**TASK REQUIREMENTS**
Output the records exactly as they appear, with no pictures included.

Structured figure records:

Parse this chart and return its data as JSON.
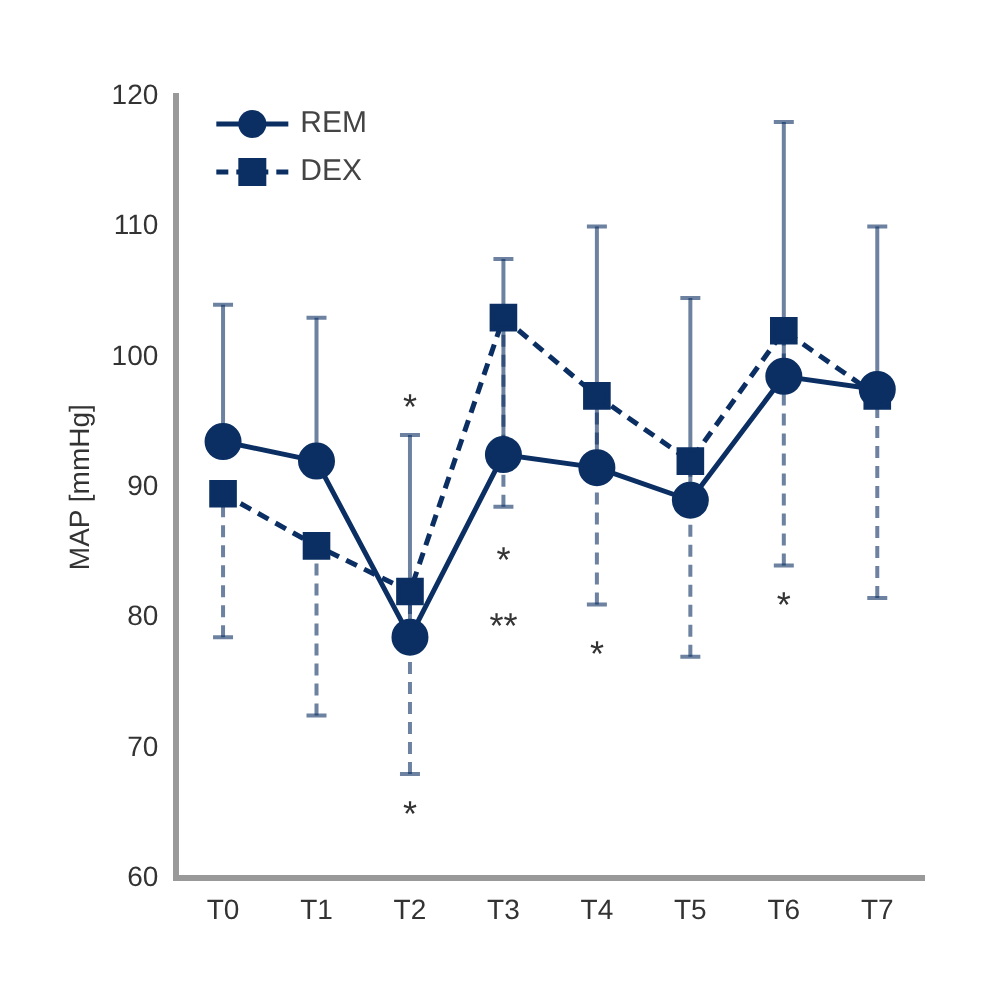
{
  "chart_data": {
    "type": "line",
    "ylabel": "MAP [mmHg]",
    "categories": [
      "T0",
      "T1",
      "T2",
      "T3",
      "T4",
      "T5",
      "T6",
      "T7"
    ],
    "series": [
      {
        "name": "REM",
        "color": "#0b2f63",
        "marker": "circle",
        "line_style": "solid",
        "values": [
          93.5,
          92,
          78.5,
          92.5,
          91.5,
          89,
          98.5,
          97.5
        ],
        "errors": [
          [
            93.5,
            104
          ],
          [
            92,
            103
          ],
          [
            78.5,
            94
          ],
          [
            92.5,
            107.5
          ],
          [
            91.5,
            110
          ],
          [
            89,
            104.5
          ],
          [
            98.5,
            118
          ],
          [
            97.5,
            110
          ]
        ]
      },
      {
        "name": "DEX",
        "color": "#0b2f63",
        "marker": "square",
        "line_style": "dashed",
        "values": [
          89.5,
          85.5,
          82,
          103,
          97,
          92,
          102,
          97
        ],
        "errors": [
          [
            78.5,
            89.5
          ],
          [
            72.5,
            85.5
          ],
          [
            68,
            82
          ],
          [
            88.5,
            103
          ],
          [
            81,
            97
          ],
          [
            77,
            92
          ],
          [
            84,
            102
          ],
          [
            81.5,
            97
          ]
        ]
      }
    ],
    "ylim": [
      60,
      120
    ],
    "yticks": [
      60,
      70,
      80,
      90,
      100,
      110,
      120
    ],
    "grid": false,
    "legend": "top left",
    "annotations": [
      "*",
      "*",
      "*",
      "**",
      "*",
      "*"
    ]
  }
}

**TASK ANSWER**
Parse this chart and return its data as JSON.
{
  "chart_data": {
    "type": "line",
    "ylabel": "MAP [mmHg]",
    "categories": [
      "T0",
      "T1",
      "T2",
      "T3",
      "T4",
      "T5",
      "T6",
      "T7"
    ],
    "series": [
      {
        "name": "REM",
        "color": "#0b2f63",
        "marker": "circle",
        "line_style": "solid",
        "values": [
          93.5,
          92,
          78.5,
          92.5,
          91.5,
          89,
          98.5,
          97.5
        ],
        "errors": [
          [
            93.5,
            104
          ],
          [
            92,
            103
          ],
          [
            78.5,
            94
          ],
          [
            92.5,
            107.5
          ],
          [
            91.5,
            110
          ],
          [
            89,
            104.5
          ],
          [
            98.5,
            118
          ],
          [
            97.5,
            110
          ]
        ]
      },
      {
        "name": "DEX",
        "color": "#0b2f63",
        "marker": "square",
        "line_style": "dashed",
        "values": [
          89.5,
          85.5,
          82,
          103,
          97,
          92,
          102,
          97
        ],
        "errors": [
          [
            78.5,
            89.5
          ],
          [
            72.5,
            85.5
          ],
          [
            68,
            82
          ],
          [
            88.5,
            103
          ],
          [
            81,
            97
          ],
          [
            77,
            92
          ],
          [
            84,
            102
          ],
          [
            81.5,
            97
          ]
        ]
      }
    ],
    "ylim": [
      60,
      120
    ],
    "yticks": [
      60,
      70,
      80,
      90,
      100,
      110,
      120
    ],
    "grid": false,
    "legend": "top left",
    "annotations": [
      "*",
      "*",
      "*",
      "**",
      "*",
      "*"
    ]
  }
}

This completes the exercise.